THE PROBLEM:
Recast the records from the line with "sort-icon[interactable]: ▲ ▼ [1218, 488, 1227, 504]" up to and including the line with "all-bookmarks-button[interactable]: All Bookmarks" as a JSON list of strings, one string per line.

[Data taken from a collection]
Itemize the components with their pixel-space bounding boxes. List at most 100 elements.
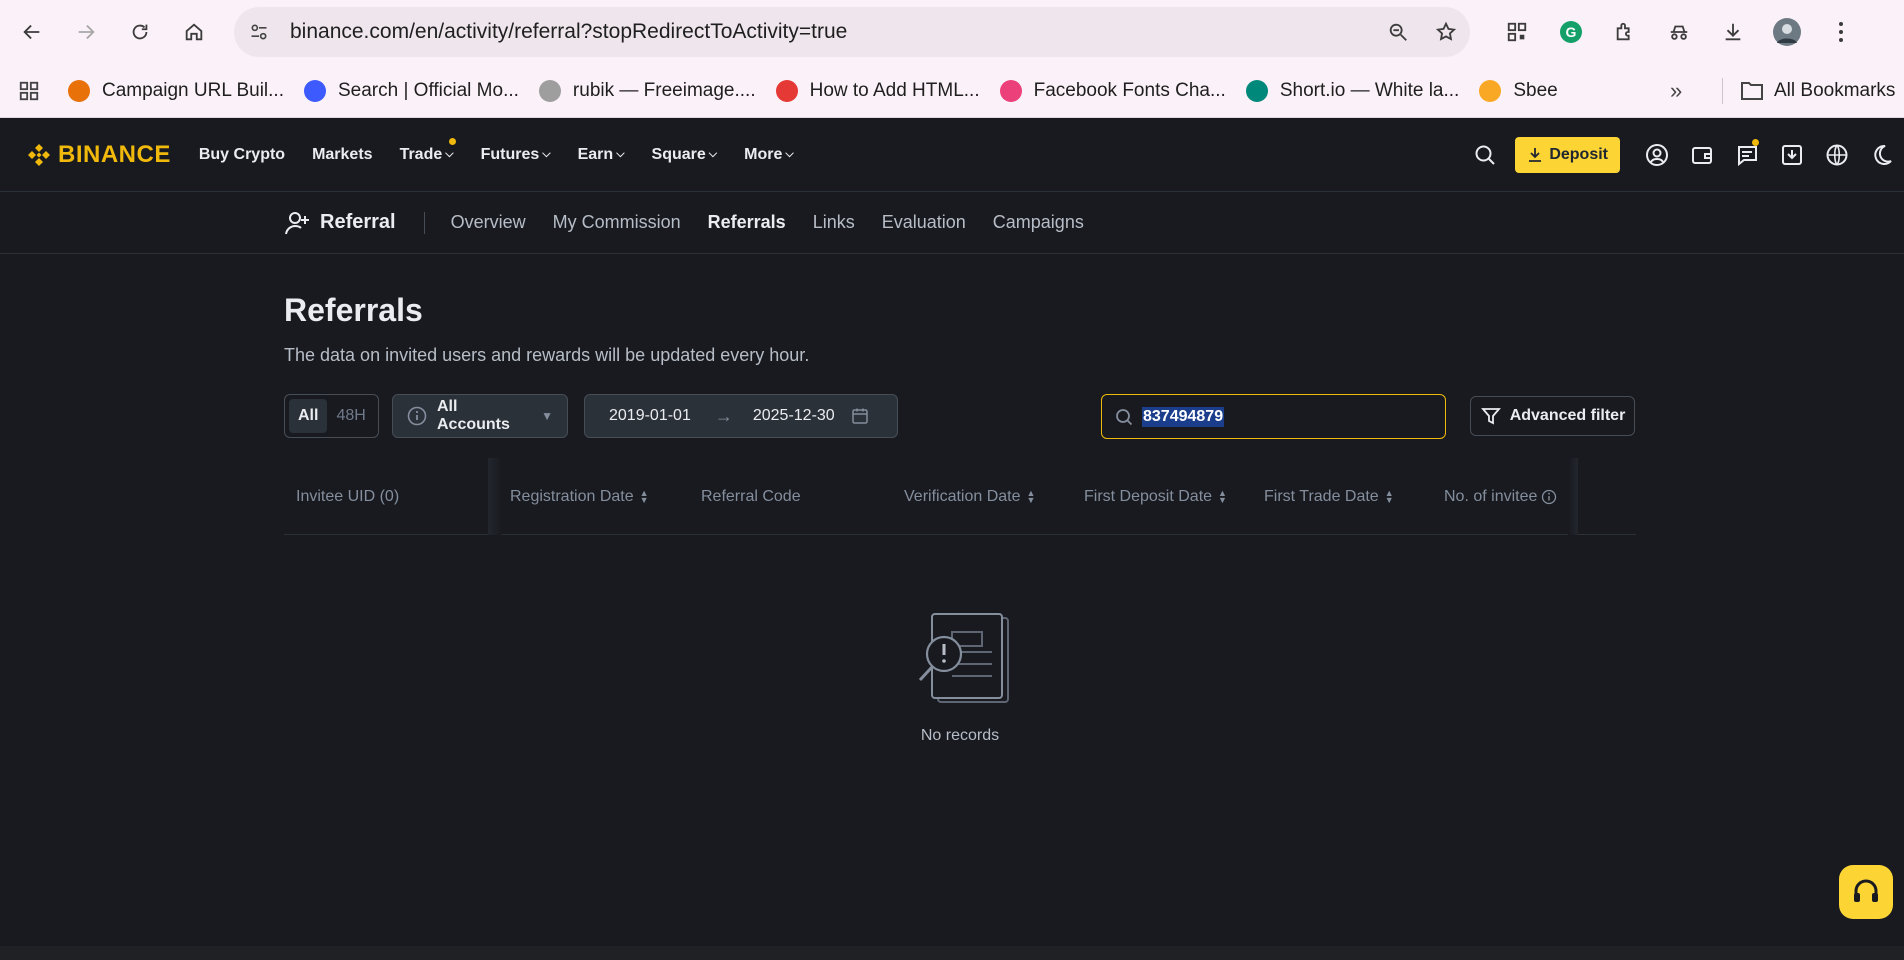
sort-icon[interactable]: ▲ ▼ [1218, 488, 1227, 504]
os-taskbar [0, 946, 1904, 960]
site-header: BINANCE Buy Crypto Markets Trade ⌵ Future… [0, 118, 1904, 192]
bookmark-favicon-icon [1245, 79, 1268, 102]
svg-text:G: G [1566, 24, 1577, 40]
all-bookmarks-button[interactable]: All Bookmarks [1740, 64, 1895, 118]
toggle-all[interactable]: All [289, 399, 328, 433]
zoom-icon[interactable] [1374, 21, 1422, 43]
bookmarks-overflow-icon[interactable]: » [1670, 64, 1682, 118]
messages-icon[interactable] [1724, 139, 1769, 167]
chevron-down-icon: ⌵ [616, 148, 625, 160]
bookmark-facebook-fonts[interactable]: Facebook Fonts Cha... [990, 71, 1236, 111]
apps-grid-icon[interactable] [0, 80, 58, 102]
sort-icon[interactable]: ▲ ▼ [1385, 488, 1394, 504]
referral-title: Referral [284, 209, 396, 237]
col-first-deposit-date[interactable]: First Deposit Date ▲ ▼ [1084, 458, 1227, 535]
bookmark-rubik[interactable]: rubik — Freeimage.... [529, 71, 766, 111]
tab-campaigns[interactable]: Campaigns [993, 212, 1084, 233]
nav-buy-crypto[interactable]: Buy Crypto [199, 146, 285, 164]
back-button[interactable] [10, 10, 54, 54]
tab-links[interactable]: Links [813, 212, 855, 233]
date-to[interactable]: 2025-12-30 [753, 407, 835, 425]
accounts-dropdown[interactable]: All Accounts ▼ [392, 394, 568, 438]
notification-dot [1752, 139, 1759, 146]
nav-earn[interactable]: Earn ⌵ [578, 146, 625, 164]
search-value[interactable]: 837494879 [1142, 406, 1225, 427]
reload-button[interactable] [118, 10, 162, 54]
advanced-filter-button[interactable]: Advanced filter [1470, 396, 1635, 436]
browser-menu-icon[interactable] [1814, 10, 1868, 54]
col-verification-date[interactable]: Verification Date ▲ ▼ [904, 458, 1035, 535]
bookmark-add-html[interactable]: How to Add HTML... [766, 71, 990, 111]
globe-icon[interactable] [1814, 143, 1859, 167]
bookmark-star-icon[interactable] [1422, 21, 1470, 43]
page-description: The data on invited users and rewards wi… [284, 345, 810, 365]
filter-icon [1480, 408, 1501, 425]
column-shadow [1568, 458, 1578, 535]
subnav-divider [423, 211, 425, 234]
bookmark-favicon-icon [538, 79, 561, 102]
extensions-icon[interactable] [1598, 10, 1652, 54]
info-icon [407, 406, 427, 426]
search-icon[interactable] [1462, 143, 1507, 167]
arrow-right-icon [78, 24, 95, 40]
page-title: Referrals [284, 292, 423, 328]
headset-icon [1854, 879, 1878, 902]
app-download-icon[interactable] [1769, 143, 1814, 167]
home-icon [185, 23, 203, 41]
nav-futures[interactable]: Futures ⌵ [481, 146, 551, 164]
referral-subnav: Referral Overview My Commission Referral… [0, 192, 1904, 254]
chevron-down-icon: ⌵ [785, 148, 794, 160]
address-bar[interactable]: binance.com/en/activity/referral?stopRed… [234, 7, 1470, 57]
reload-icon [132, 24, 148, 40]
bookmarks-bar: Campaign URL Buil... Search | Official M… [0, 64, 1904, 118]
bookmark-sbee[interactable]: Sbee [1469, 71, 1567, 111]
bookmark-campaign-url[interactable]: Campaign URL Buil... [58, 71, 294, 111]
binance-diamond-icon [28, 143, 50, 166]
tab-my-commission[interactable]: My Commission [553, 212, 681, 233]
col-no-of-invitee: No. of invitee [1444, 458, 1557, 535]
nav-square[interactable]: Square ⌵ [652, 146, 718, 164]
bookmark-favicon-icon [999, 79, 1022, 102]
sort-icon[interactable]: ▲ ▼ [1027, 488, 1036, 504]
download-icon[interactable] [1706, 10, 1760, 54]
col-invitee-uid: Invitee UID (0) [296, 487, 400, 505]
support-chat-button[interactable] [1839, 865, 1893, 919]
profile-avatar[interactable] [1760, 10, 1814, 54]
url-text[interactable]: binance.com/en/activity/referral?stopRed… [290, 20, 1374, 44]
tab-referrals[interactable]: Referrals [708, 212, 786, 233]
bookmark-shortio[interactable]: Short.io — White la... [1236, 71, 1470, 111]
search-icon [1114, 407, 1134, 427]
grammarly-icon[interactable]: G [1544, 10, 1598, 54]
sort-icon[interactable]: ▲ ▼ [640, 488, 649, 504]
all-bookmarks-label: All Bookmarks [1774, 80, 1896, 101]
bookmark-favicon-icon [1479, 79, 1502, 102]
folder-icon [1741, 82, 1763, 100]
user-profile-icon[interactable] [1634, 143, 1679, 167]
col-first-trade-date[interactable]: First Trade Date ▲ ▼ [1264, 458, 1394, 535]
time-range-toggle: All 48H [284, 394, 379, 438]
nav-trade[interactable]: Trade ⌵ [400, 137, 456, 164]
site-settings-icon[interactable] [234, 22, 284, 42]
binance-logo[interactable]: BINANCE [26, 141, 171, 169]
col-registration-date[interactable]: Registration Date ▲ ▼ [510, 458, 649, 535]
bookmark-search-official[interactable]: Search | Official Mo... [294, 71, 529, 111]
deposit-button[interactable]: Deposit [1515, 137, 1620, 173]
wallet-icon[interactable] [1679, 143, 1724, 167]
date-range-picker[interactable]: 2019-01-01 → 2025-12-30 [584, 394, 898, 438]
home-button[interactable] [172, 10, 216, 54]
notification-dot [448, 137, 456, 145]
search-input[interactable]: 837494879 [1101, 394, 1446, 439]
tab-evaluation[interactable]: Evaluation [882, 212, 966, 233]
calendar-icon[interactable] [851, 407, 869, 425]
caret-down-icon: ▼ [541, 409, 553, 423]
nav-more[interactable]: More ⌵ [744, 146, 794, 164]
dark-mode-icon[interactable] [1859, 143, 1904, 167]
incognito-icon[interactable] [1652, 10, 1706, 54]
nav-markets[interactable]: Markets [312, 146, 372, 164]
tab-overview[interactable]: Overview [451, 212, 526, 233]
toggle-48h[interactable]: 48H [327, 399, 374, 433]
no-records-icon [918, 613, 1009, 703]
qr-code-icon[interactable] [1490, 10, 1544, 54]
date-from[interactable]: 2019-01-01 [609, 407, 691, 425]
forward-button[interactable] [64, 10, 108, 54]
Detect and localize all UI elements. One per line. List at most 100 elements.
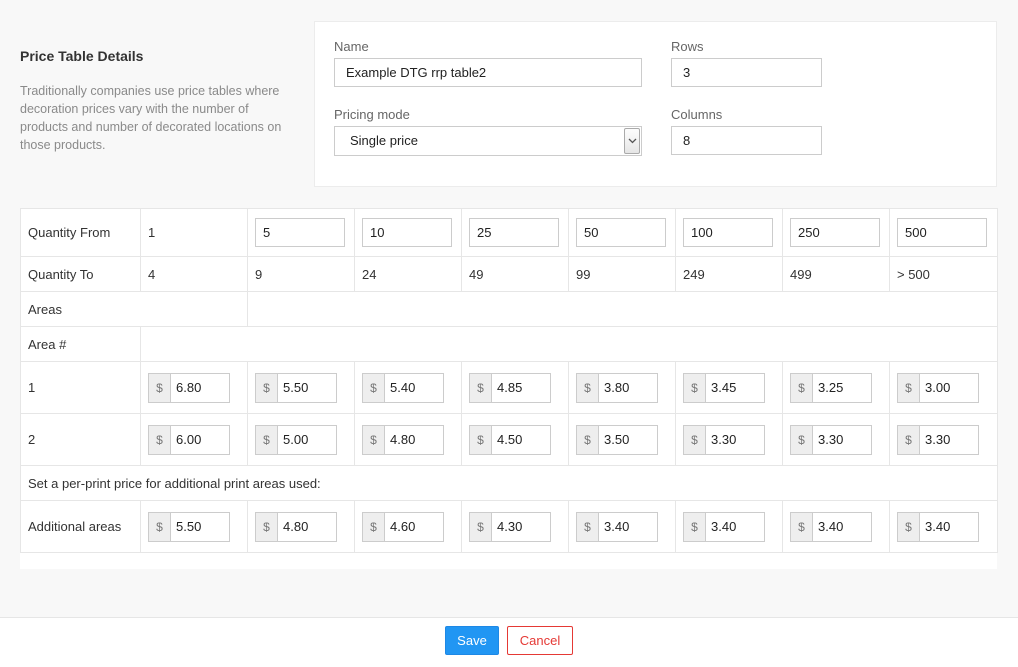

SOLUTION TO THE EXERCISE:
[
  "sort-icon[interactable]: ▲ ▼ [1218, 488, 1227, 504]",
  "os-taskbar [0, 946, 1904, 960]",
  "site-header: BINANCE Buy Crypto Markets Trade ⌵ Future… [0, 118, 1904, 192]",
  "bookmark-favicon-icon [1245, 79, 1268, 102]",
  "svg-text:G: G [1566, 24, 1577, 40]",
  "all-bookmarks-button[interactable]: All Bookmarks [1740, 64, 1895, 118]"
]